Records for the exercise
◆ ◆ ◆ ◆ ◆
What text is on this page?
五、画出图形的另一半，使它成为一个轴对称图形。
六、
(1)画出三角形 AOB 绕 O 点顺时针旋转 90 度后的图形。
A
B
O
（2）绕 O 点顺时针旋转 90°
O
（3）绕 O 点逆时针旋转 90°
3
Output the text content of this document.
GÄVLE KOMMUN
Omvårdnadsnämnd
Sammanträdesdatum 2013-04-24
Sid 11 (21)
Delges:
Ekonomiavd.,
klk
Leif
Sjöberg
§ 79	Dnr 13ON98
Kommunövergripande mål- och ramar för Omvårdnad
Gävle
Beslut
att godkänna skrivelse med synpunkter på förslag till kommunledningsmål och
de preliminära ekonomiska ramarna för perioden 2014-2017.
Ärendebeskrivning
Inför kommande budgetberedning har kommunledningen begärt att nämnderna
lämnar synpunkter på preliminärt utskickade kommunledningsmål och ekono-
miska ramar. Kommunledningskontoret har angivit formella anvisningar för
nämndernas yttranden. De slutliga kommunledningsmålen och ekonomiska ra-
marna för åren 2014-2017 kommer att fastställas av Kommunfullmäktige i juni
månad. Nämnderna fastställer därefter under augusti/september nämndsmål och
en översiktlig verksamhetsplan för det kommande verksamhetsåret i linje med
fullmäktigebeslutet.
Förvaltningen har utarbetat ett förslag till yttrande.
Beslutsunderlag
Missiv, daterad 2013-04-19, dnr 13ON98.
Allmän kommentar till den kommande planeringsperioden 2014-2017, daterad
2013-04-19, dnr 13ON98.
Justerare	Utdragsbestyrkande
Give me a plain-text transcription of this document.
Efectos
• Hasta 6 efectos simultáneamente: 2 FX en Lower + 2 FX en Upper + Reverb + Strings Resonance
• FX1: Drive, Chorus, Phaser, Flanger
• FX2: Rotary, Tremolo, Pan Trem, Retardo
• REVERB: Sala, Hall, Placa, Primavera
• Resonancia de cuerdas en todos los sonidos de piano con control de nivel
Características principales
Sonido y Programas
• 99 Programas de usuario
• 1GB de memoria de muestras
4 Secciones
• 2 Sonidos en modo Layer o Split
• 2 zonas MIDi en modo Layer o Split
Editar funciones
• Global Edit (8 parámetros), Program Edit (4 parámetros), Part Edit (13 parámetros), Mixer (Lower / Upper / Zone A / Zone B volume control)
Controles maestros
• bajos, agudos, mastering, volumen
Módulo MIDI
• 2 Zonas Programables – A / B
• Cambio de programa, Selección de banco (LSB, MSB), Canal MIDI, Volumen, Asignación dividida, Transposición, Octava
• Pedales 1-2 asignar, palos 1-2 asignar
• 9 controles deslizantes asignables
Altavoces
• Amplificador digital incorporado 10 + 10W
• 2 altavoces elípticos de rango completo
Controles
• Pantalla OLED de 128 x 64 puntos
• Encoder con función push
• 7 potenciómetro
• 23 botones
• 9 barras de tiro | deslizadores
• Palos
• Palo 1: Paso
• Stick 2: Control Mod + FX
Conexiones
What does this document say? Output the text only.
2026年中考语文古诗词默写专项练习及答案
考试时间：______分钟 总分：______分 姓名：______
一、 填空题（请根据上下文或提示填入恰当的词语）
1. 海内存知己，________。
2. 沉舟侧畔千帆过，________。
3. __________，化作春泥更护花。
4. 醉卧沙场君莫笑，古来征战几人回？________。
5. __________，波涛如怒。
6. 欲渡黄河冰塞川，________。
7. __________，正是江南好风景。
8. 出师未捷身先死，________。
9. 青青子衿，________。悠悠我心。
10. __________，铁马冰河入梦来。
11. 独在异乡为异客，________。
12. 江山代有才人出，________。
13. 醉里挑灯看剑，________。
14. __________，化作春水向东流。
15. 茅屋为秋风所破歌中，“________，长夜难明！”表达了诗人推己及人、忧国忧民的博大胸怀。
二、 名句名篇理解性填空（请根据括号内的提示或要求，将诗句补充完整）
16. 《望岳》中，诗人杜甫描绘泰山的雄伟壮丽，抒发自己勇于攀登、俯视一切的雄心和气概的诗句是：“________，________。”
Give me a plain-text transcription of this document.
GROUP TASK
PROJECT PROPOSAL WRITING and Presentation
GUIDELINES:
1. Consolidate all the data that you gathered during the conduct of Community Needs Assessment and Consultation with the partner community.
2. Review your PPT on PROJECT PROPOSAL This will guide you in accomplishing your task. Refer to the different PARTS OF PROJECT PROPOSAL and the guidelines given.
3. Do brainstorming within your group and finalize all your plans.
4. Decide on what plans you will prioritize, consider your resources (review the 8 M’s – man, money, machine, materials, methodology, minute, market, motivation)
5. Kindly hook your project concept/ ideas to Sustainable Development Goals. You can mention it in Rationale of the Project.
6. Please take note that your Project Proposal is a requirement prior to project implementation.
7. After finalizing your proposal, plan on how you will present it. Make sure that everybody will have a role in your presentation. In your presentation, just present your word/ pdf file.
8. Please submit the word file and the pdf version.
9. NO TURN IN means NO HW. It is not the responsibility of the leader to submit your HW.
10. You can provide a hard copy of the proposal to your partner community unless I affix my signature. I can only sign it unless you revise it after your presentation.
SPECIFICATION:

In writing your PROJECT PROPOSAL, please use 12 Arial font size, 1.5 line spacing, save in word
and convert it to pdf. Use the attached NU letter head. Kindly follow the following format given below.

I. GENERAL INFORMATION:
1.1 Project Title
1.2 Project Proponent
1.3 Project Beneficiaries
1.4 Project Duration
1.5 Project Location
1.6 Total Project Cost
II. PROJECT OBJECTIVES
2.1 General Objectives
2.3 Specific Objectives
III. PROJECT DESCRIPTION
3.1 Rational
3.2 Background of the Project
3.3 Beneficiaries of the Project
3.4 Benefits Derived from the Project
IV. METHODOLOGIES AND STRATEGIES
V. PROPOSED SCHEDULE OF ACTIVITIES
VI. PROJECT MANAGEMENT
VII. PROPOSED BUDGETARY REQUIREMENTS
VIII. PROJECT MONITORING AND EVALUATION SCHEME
◆ ◆ ◆ ◆ ◆
Task prompt
Check every line of the data, and copy the ones that contain "given".

Task answer
2. Review your PPT on PROJECT PROPOSAL This will guide you in accomplishing your task. Refer to the different PARTS OF PROJECT PROPOSAL and the guidelines given.
and convert it to pdf. Use the attached NU letter head. Kindly follow the following format given below.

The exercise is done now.